__Input material__.
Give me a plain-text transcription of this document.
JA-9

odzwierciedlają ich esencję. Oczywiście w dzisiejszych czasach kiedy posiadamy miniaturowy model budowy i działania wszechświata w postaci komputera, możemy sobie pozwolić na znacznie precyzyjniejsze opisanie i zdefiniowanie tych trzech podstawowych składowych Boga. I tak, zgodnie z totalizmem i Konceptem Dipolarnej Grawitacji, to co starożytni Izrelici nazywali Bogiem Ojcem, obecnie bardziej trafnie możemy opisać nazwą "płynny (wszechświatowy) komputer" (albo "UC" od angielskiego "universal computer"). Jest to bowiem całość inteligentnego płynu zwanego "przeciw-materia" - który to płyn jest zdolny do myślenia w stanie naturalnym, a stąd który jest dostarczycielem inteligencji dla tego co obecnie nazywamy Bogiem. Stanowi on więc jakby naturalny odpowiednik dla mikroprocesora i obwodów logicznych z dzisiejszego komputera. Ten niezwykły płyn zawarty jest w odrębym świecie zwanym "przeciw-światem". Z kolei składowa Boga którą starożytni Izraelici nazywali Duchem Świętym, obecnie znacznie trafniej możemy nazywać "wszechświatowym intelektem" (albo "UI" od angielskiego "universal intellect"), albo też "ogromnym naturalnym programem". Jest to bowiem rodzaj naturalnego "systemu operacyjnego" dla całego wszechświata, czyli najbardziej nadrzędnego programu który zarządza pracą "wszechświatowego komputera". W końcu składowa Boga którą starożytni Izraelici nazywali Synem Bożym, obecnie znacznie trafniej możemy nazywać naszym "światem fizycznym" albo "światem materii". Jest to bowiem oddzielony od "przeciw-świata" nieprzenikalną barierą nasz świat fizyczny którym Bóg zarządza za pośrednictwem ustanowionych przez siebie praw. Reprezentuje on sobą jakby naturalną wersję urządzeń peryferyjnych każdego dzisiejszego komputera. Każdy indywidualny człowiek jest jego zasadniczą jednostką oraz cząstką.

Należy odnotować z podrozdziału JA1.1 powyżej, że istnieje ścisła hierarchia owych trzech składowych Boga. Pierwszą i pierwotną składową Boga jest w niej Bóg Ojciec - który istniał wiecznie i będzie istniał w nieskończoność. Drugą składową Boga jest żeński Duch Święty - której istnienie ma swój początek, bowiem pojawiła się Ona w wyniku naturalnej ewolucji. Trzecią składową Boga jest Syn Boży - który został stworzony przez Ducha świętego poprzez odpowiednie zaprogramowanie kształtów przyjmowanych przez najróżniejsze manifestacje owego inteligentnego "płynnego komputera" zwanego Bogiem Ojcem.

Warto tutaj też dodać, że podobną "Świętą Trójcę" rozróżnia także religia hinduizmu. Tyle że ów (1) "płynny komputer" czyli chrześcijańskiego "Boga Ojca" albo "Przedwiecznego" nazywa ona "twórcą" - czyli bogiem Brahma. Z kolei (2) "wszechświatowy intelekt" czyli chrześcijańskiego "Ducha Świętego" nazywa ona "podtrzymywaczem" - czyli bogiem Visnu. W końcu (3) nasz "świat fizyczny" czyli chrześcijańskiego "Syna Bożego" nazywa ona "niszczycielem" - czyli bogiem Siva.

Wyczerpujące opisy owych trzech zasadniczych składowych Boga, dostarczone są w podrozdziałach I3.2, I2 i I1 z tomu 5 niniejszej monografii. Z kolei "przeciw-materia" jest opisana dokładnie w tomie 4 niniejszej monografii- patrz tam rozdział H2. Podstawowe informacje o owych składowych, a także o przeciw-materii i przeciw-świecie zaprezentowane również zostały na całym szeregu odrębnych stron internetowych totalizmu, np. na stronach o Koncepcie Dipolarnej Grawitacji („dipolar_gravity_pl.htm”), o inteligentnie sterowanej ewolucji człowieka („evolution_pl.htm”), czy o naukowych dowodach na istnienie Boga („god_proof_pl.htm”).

__What you should do__.
Please repeat the listing exactly, with nothing left out.

__Answer__.
Give me a plain-text transcription of this document.
JA-9

odzwierciedlają ich esencję. Oczywiście w dzisiejszych czasach kiedy posiadamy miniaturowy model budowy i działania wszechświata w postaci komputera, możemy sobie pozwolić na znacznie precyzyjniejsze opisanie i zdefiniowanie tych trzech podstawowych składowych Boga. I tak, zgodnie z totalizmem i Konceptem Dipolarnej Grawitacji, to co starożytni Izrelici nazywali Bogiem Ojcem, obecnie bardziej trafnie możemy opisać nazwą "płynny (wszechświatowy) komputer" (albo "UC" od angielskiego "universal computer"). Jest to bowiem całość inteligentnego płynu zwanego "przeciw-materia" - który to płyn jest zdolny do myślenia w stanie naturalnym, a stąd który jest dostarczycielem inteligencji dla tego co obecnie nazywamy Bogiem. Stanowi on więc jakby naturalny odpowiednik dla mikroprocesora i obwodów logicznych z dzisiejszego komputera. Ten niezwykły płyn zawarty jest w odrębym świecie zwanym "przeciw-światem". Z kolei składowa Boga którą starożytni Izraelici nazywali Duchem Świętym, obecnie znacznie trafniej możemy nazywać "wszechświatowym intelektem" (albo "UI" od angielskiego "universal intellect"), albo też "ogromnym naturalnym programem". Jest to bowiem rodzaj naturalnego "systemu operacyjnego" dla całego wszechświata, czyli najbardziej nadrzędnego programu który zarządza pracą "wszechświatowego komputera". W końcu składowa Boga którą starożytni Izraelici nazywali Synem Bożym, obecnie znacznie trafniej możemy nazywać naszym "światem fizycznym" albo "światem materii". Jest to bowiem oddzielony od "przeciw-świata" nieprzenikalną barierą nasz świat fizyczny którym Bóg zarządza za pośrednictwem ustanowionych przez siebie praw. Reprezentuje on sobą jakby naturalną wersję urządzeń peryferyjnych każdego dzisiejszego komputera. Każdy indywidualny człowiek jest jego zasadniczą jednostką oraz cząstką.

Należy odnotować z podrozdziału JA1.1 powyżej, że istnieje ścisła hierarchia owych trzech składowych Boga. Pierwszą i pierwotną składową Boga jest w niej Bóg Ojciec - który istniał wiecznie i będzie istniał w nieskończoność. Drugą składową Boga jest żeński Duch Święty - której istnienie ma swój początek, bowiem pojawiła się Ona w wyniku naturalnej ewolucji. Trzecią składową Boga jest Syn Boży - który został stworzony przez Ducha świętego poprzez odpowiednie zaprogramowanie kształtów przyjmowanych przez najróżniejsze manifestacje owego inteligentnego "płynnego komputera" zwanego Bogiem Ojcem.

Warto tutaj też dodać, że podobną "Świętą Trójcę" rozróżnia także religia hinduizmu. Tyle że ów (1) "płynny komputer" czyli chrześcijańskiego "Boga Ojca" albo "Przedwiecznego" nazywa ona "twórcą" - czyli bogiem Brahma. Z kolei (2) "wszechświatowy intelekt" czyli chrześcijańskiego "Ducha Świętego" nazywa ona "podtrzymywaczem" - czyli bogiem Visnu. W końcu (3) nasz "świat fizyczny" czyli chrześcijańskiego "Syna Bożego" nazywa ona "niszczycielem" - czyli bogiem Siva.

Wyczerpujące opisy owych trzech zasadniczych składowych Boga, dostarczone są w podrozdziałach I3.2, I2 i I1 z tomu 5 niniejszej monografii. Z kolei "przeciw-materia" jest opisana dokładnie w tomie 4 niniejszej monografii- patrz tam rozdział H2. Podstawowe informacje o owych składowych, a także o przeciw-materii i przeciw-świecie zaprezentowane również zostały na całym szeregu odrębnych stron internetowych totalizmu, np. na stronach o Koncepcie Dipolarnej Grawitacji („dipolar_gravity_pl.htm”), o inteligentnie sterowanej ewolucji człowieka („evolution_pl.htm”), czy o naukowych dowodach na istnienie Boga („god_proof_pl.htm”).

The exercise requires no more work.